• **EXERCISE BRIEF**:
Give back the whole listing exactly as shown.

==== EXTRACTED MATERIAL ====

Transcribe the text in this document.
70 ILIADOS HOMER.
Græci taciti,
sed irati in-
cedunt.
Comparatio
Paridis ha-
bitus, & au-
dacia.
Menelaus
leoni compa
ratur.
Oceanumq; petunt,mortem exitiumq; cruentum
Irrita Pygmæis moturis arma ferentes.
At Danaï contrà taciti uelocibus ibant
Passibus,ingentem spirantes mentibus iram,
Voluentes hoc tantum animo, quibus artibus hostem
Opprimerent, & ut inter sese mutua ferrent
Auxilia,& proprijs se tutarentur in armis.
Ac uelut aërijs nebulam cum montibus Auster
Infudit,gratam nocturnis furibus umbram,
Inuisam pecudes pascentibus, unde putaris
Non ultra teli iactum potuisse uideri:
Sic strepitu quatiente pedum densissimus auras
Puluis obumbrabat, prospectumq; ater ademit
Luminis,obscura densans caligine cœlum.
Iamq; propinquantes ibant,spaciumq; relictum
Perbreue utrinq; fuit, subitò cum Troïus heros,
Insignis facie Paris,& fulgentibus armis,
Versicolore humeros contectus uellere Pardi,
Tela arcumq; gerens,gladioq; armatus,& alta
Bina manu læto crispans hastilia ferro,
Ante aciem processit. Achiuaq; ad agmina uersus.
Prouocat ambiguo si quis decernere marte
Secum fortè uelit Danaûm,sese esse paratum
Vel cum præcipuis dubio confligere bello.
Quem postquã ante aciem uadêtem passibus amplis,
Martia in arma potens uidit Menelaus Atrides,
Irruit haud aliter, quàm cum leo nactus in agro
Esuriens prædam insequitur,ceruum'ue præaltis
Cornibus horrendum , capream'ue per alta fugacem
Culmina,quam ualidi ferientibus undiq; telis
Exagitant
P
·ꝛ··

====

• **THE REPLY**:
Transcribe the text in this document.
70 ILIADOS HOMER.
Græci taciti,
sed irati in-
cedunt.
Comparatio
Paridis ha-
bitus, & au-
dacia.
Menelaus
leoni compa
ratur.
Oceanumq; petunt,mortem exitiumq; cruentum
Irrita Pygmæis moturis arma ferentes.
At Danaï contrà taciti uelocibus ibant
Passibus,ingentem spirantes mentibus iram,
Voluentes hoc tantum animo, quibus artibus hostem
Opprimerent, & ut inter sese mutua ferrent
Auxilia,& proprijs se tutarentur in armis.
Ac uelut aërijs nebulam cum montibus Auster
Infudit,gratam nocturnis furibus umbram,
Inuisam pecudes pascentibus, unde putaris
Non ultra teli iactum potuisse uideri:
Sic strepitu quatiente pedum densissimus auras
Puluis obumbrabat, prospectumq; ater ademit
Luminis,obscura densans caligine cœlum.
Iamq; propinquantes ibant,spaciumq; relictum
Perbreue utrinq; fuit, subitò cum Troïus heros,
Insignis facie Paris,& fulgentibus armis,
Versicolore humeros contectus uellere Pardi,
Tela arcumq; gerens,gladioq; armatus,& alta
Bina manu læto crispans hastilia ferro,
Ante aciem processit. Achiuaq; ad agmina uersus.
Prouocat ambiguo si quis decernere marte
Secum fortè uelit Danaûm,sese esse paratum
Vel cum præcipuis dubio confligere bello.
Quem postquã ante aciem uadêtem passibus amplis,
Martia in arma potens uidit Menelaus Atrides,
Irruit haud aliter, quàm cum leo nactus in agro
Esuriens prædam insequitur,ceruum'ue præaltis
Cornibus horrendum , capream'ue per alta fugacem
Culmina,quam ualidi ferientibus undiq; telis
Exagitant
P
·ꝛ··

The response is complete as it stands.